:: RECORDS FOR THE TASK ::
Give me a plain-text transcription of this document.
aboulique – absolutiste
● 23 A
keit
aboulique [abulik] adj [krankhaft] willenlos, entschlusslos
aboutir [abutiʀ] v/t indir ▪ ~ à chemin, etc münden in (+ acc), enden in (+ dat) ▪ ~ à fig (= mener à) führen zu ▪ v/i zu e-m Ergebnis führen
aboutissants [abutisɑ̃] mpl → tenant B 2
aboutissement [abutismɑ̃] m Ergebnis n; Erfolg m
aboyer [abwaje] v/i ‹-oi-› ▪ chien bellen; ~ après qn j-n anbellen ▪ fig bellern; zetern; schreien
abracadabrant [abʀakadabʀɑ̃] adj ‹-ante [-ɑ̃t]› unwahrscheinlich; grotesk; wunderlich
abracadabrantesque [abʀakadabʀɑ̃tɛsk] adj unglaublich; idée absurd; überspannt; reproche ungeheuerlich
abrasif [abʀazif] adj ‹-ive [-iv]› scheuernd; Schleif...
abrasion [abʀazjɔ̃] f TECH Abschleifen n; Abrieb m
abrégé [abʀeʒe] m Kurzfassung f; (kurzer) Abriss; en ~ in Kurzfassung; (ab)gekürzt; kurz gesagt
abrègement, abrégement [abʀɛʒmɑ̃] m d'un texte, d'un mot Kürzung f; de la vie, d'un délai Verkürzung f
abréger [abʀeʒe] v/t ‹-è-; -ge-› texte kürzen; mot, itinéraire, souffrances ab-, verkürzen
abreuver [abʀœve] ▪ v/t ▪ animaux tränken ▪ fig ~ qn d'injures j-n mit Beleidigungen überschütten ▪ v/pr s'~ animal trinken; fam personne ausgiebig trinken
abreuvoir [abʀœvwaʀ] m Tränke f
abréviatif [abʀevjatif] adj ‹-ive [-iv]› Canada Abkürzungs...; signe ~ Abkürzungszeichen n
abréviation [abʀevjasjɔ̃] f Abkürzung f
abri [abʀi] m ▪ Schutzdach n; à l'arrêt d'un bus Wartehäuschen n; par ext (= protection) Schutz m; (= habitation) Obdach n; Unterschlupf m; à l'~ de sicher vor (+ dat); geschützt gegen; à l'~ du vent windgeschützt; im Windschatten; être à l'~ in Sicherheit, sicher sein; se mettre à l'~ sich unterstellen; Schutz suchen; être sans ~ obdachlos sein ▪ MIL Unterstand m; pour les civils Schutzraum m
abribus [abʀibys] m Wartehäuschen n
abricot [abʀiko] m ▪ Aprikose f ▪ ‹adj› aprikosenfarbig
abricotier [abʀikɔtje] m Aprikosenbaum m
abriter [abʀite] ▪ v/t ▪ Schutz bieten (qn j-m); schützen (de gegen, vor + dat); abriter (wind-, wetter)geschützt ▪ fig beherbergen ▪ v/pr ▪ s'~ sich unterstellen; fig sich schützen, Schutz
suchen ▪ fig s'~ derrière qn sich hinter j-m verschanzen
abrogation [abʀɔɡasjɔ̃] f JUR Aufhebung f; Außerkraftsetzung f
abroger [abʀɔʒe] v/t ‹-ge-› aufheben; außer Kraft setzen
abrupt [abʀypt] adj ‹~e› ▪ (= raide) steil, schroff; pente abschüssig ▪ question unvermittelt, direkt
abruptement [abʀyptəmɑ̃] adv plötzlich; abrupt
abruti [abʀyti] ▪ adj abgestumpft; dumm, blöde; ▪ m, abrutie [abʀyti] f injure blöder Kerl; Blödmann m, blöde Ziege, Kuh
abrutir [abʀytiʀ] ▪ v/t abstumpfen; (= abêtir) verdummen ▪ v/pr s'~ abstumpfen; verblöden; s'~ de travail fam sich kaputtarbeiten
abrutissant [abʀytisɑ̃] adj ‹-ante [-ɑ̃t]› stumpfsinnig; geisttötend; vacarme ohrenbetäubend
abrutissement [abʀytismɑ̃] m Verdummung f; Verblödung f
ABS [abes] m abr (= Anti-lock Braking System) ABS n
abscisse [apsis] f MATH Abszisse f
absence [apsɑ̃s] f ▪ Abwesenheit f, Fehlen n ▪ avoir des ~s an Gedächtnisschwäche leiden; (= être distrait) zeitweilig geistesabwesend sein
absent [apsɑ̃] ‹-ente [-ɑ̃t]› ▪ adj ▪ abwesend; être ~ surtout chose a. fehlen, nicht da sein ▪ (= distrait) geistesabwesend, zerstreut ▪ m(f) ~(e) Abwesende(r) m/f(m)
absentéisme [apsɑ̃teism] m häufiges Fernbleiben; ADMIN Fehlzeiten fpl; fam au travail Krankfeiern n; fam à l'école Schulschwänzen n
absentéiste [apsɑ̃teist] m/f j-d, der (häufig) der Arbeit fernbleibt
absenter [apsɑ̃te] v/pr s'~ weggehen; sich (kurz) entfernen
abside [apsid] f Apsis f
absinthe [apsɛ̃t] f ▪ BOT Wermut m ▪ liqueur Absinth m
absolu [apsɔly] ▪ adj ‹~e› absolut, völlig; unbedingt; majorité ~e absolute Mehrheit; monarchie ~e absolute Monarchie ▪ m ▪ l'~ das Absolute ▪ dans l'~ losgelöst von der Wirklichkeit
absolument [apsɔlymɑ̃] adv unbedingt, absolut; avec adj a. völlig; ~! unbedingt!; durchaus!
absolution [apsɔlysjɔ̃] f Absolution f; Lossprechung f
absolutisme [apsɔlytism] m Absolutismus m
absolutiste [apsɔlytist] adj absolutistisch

:: BRIEF ::
Extract the complete listing verbatim.

:: ANSWER FOR THIS EXERCISE ::
Give me a plain-text transcription of this document.
aboulique – absolutiste
● 23 A
keit
aboulique [abulik] adj [krankhaft] willenlos, entschlusslos
aboutir [abutiʀ] v/t indir ▪ ~ à chemin, etc münden in (+ acc), enden in (+ dat) ▪ ~ à fig (= mener à) führen zu ▪ v/i zu e-m Ergebnis führen
aboutissants [abutisɑ̃] mpl → tenant B 2
aboutissement [abutismɑ̃] m Ergebnis n; Erfolg m
aboyer [abwaje] v/i ‹-oi-› ▪ chien bellen; ~ après qn j-n anbellen ▪ fig bellern; zetern; schreien
abracadabrant [abʀakadabʀɑ̃] adj ‹-ante [-ɑ̃t]› unwahrscheinlich; grotesk; wunderlich
abracadabrantesque [abʀakadabʀɑ̃tɛsk] adj unglaublich; idée absurd; überspannt; reproche ungeheuerlich
abrasif [abʀazif] adj ‹-ive [-iv]› scheuernd; Schleif...
abrasion [abʀazjɔ̃] f TECH Abschleifen n; Abrieb m
abrégé [abʀeʒe] m Kurzfassung f; (kurzer) Abriss; en ~ in Kurzfassung; (ab)gekürzt; kurz gesagt
abrègement, abrégement [abʀɛʒmɑ̃] m d'un texte, d'un mot Kürzung f; de la vie, d'un délai Verkürzung f
abréger [abʀeʒe] v/t ‹-è-; -ge-› texte kürzen; mot, itinéraire, souffrances ab-, verkürzen
abreuver [abʀœve] ▪ v/t ▪ animaux tränken ▪ fig ~ qn d'injures j-n mit Beleidigungen überschütten ▪ v/pr s'~ animal trinken; fam personne ausgiebig trinken
abreuvoir [abʀœvwaʀ] m Tränke f
abréviatif [abʀevjatif] adj ‹-ive [-iv]› Canada Abkürzungs...; signe ~ Abkürzungszeichen n
abréviation [abʀevjasjɔ̃] f Abkürzung f
abri [abʀi] m ▪ Schutzdach n; à l'arrêt d'un bus Wartehäuschen n; par ext (= protection) Schutz m; (= habitation) Obdach n; Unterschlupf m; à l'~ de sicher vor (+ dat); geschützt gegen; à l'~ du vent windgeschützt; im Windschatten; être à l'~ in Sicherheit, sicher sein; se mettre à l'~ sich unterstellen; Schutz suchen; être sans ~ obdachlos sein ▪ MIL Unterstand m; pour les civils Schutzraum m
abribus [abʀibys] m Wartehäuschen n
abricot [abʀiko] m ▪ Aprikose f ▪ ‹adj› aprikosenfarbig
abricotier [abʀikɔtje] m Aprikosenbaum m
abriter [abʀite] ▪ v/t ▪ Schutz bieten (qn j-m); schützen (de gegen, vor + dat); abriter (wind-, wetter)geschützt ▪ fig beherbergen ▪ v/pr ▪ s'~ sich unterstellen; fig sich schützen, Schutz
suchen ▪ fig s'~ derrière qn sich hinter j-m verschanzen
abrogation [abʀɔɡasjɔ̃] f JUR Aufhebung f; Außerkraftsetzung f
abroger [abʀɔʒe] v/t ‹-ge-› aufheben; außer Kraft setzen
abrupt [abʀypt] adj ‹~e› ▪ (= raide) steil, schroff; pente abschüssig ▪ question unvermittelt, direkt
abruptement [abʀyptəmɑ̃] adv plötzlich; abrupt
abruti [abʀyti] ▪ adj abgestumpft; dumm, blöde; ▪ m, abrutie [abʀyti] f injure blöder Kerl; Blödmann m, blöde Ziege, Kuh
abrutir [abʀytiʀ] ▪ v/t abstumpfen; (= abêtir) verdummen ▪ v/pr s'~ abstumpfen; verblöden; s'~ de travail fam sich kaputtarbeiten
abrutissant [abʀytisɑ̃] adj ‹-ante [-ɑ̃t]› stumpfsinnig; geisttötend; vacarme ohrenbetäubend
abrutissement [abʀytismɑ̃] m Verdummung f; Verblödung f
ABS [abes] m abr (= Anti-lock Braking System) ABS n
abscisse [apsis] f MATH Abszisse f
absence [apsɑ̃s] f ▪ Abwesenheit f, Fehlen n ▪ avoir des ~s an Gedächtnisschwäche leiden; (= être distrait) zeitweilig geistesabwesend sein
absent [apsɑ̃] ‹-ente [-ɑ̃t]› ▪ adj ▪ abwesend; être ~ surtout chose a. fehlen, nicht da sein ▪ (= distrait) geistesabwesend, zerstreut ▪ m(f) ~(e) Abwesende(r) m/f(m)
absentéisme [apsɑ̃teism] m häufiges Fernbleiben; ADMIN Fehlzeiten fpl; fam au travail Krankfeiern n; fam à l'école Schulschwänzen n
absentéiste [apsɑ̃teist] m/f j-d, der (häufig) der Arbeit fernbleibt
absenter [apsɑ̃te] v/pr s'~ weggehen; sich (kurz) entfernen
abside [apsid] f Apsis f
absinthe [apsɛ̃t] f ▪ BOT Wermut m ▪ liqueur Absinth m
absolu [apsɔly] ▪ adj ‹~e› absolut, völlig; unbedingt; majorité ~e absolute Mehrheit; monarchie ~e absolute Monarchie ▪ m ▪ l'~ das Absolute ▪ dans l'~ losgelöst von der Wirklichkeit
absolument [apsɔlymɑ̃] adv unbedingt, absolut; avec adj a. völlig; ~! unbedingt!; durchaus!
absolution [apsɔlysjɔ̃] f Absolution f; Lossprechung f
absolutisme [apsɔlytism] m Absolutismus m
absolutiste [apsɔlytist] adj absolutistisch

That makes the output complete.